WRITTEN TASK: In the planning permission text below, on how many grounds does Mr Howell QC challenge the grant of planning permission?

ARTICLE:
+ + +
Condition 1.3 in the spine road permission replicated condition 1.7 in the Business Park permission. Condition 7 in the spine road permission was in similar form to condition 7 in the Business Park permission. For example, condition 7.4 says:

"The highway crossing of the Stanney Brook corridor shall be designed to minimise the impact of the crossing on the corridor to the approval of the Local Planning Authority."

Against that background Mr Howell QC, on behalf of the Applicants, challenges the grant of planning permission on five grounds:

(1) There was a failure to give the particulars required under the Town and Country Planning (Applications) Regulations 1988 ("the Applications Regulations") and so the application for the Business Park did not satisfy, the requirements of section 62 of the Town and Country Planning Act ("the 1990 Act").

(2) There was a failure to give the information required under the Town and Country Planning (Assessment of Environmental Effects) Regulations 1988 ("the Assessment Regulations") and so the Council was not entitled to grant-- planning permission for the Business Park.
+ + +
SUPPLIED INFORMATION:

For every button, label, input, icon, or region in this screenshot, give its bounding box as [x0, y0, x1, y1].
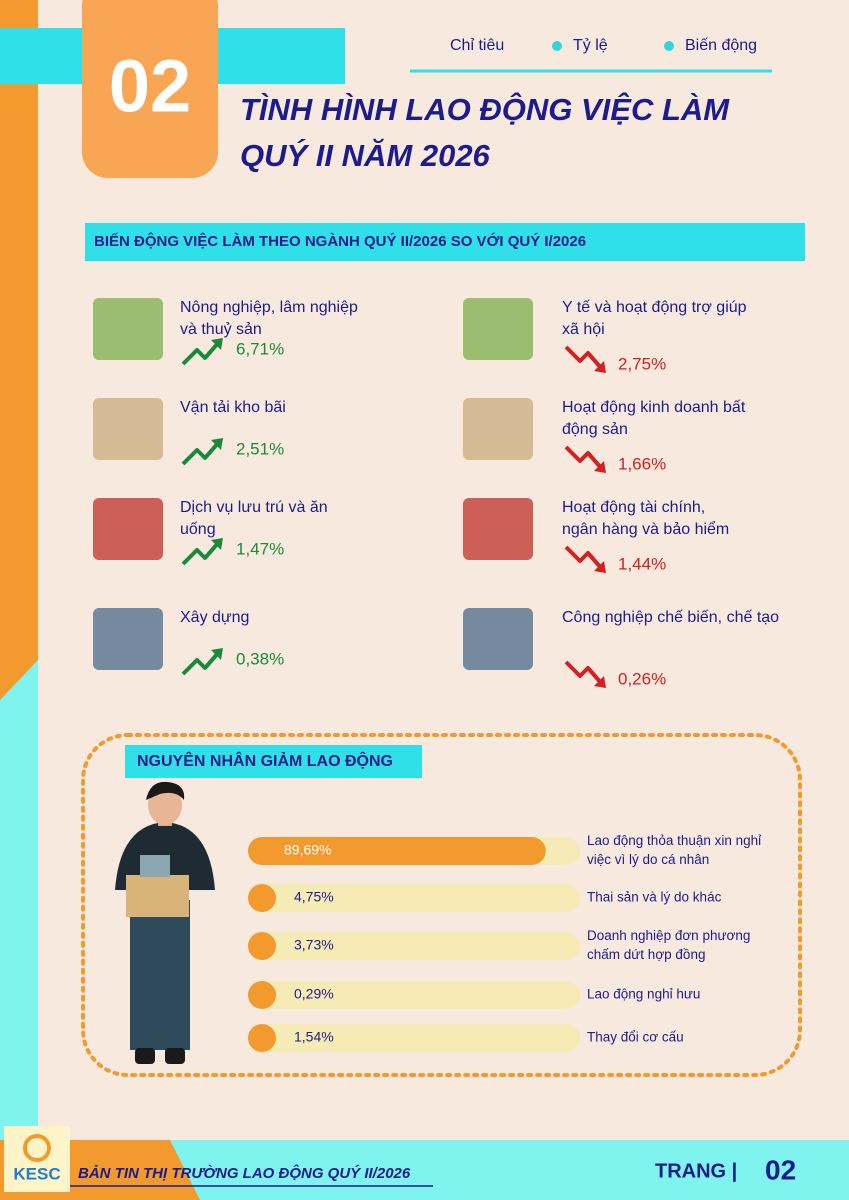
+ + +
RESPONSE BELOW: Five grounds.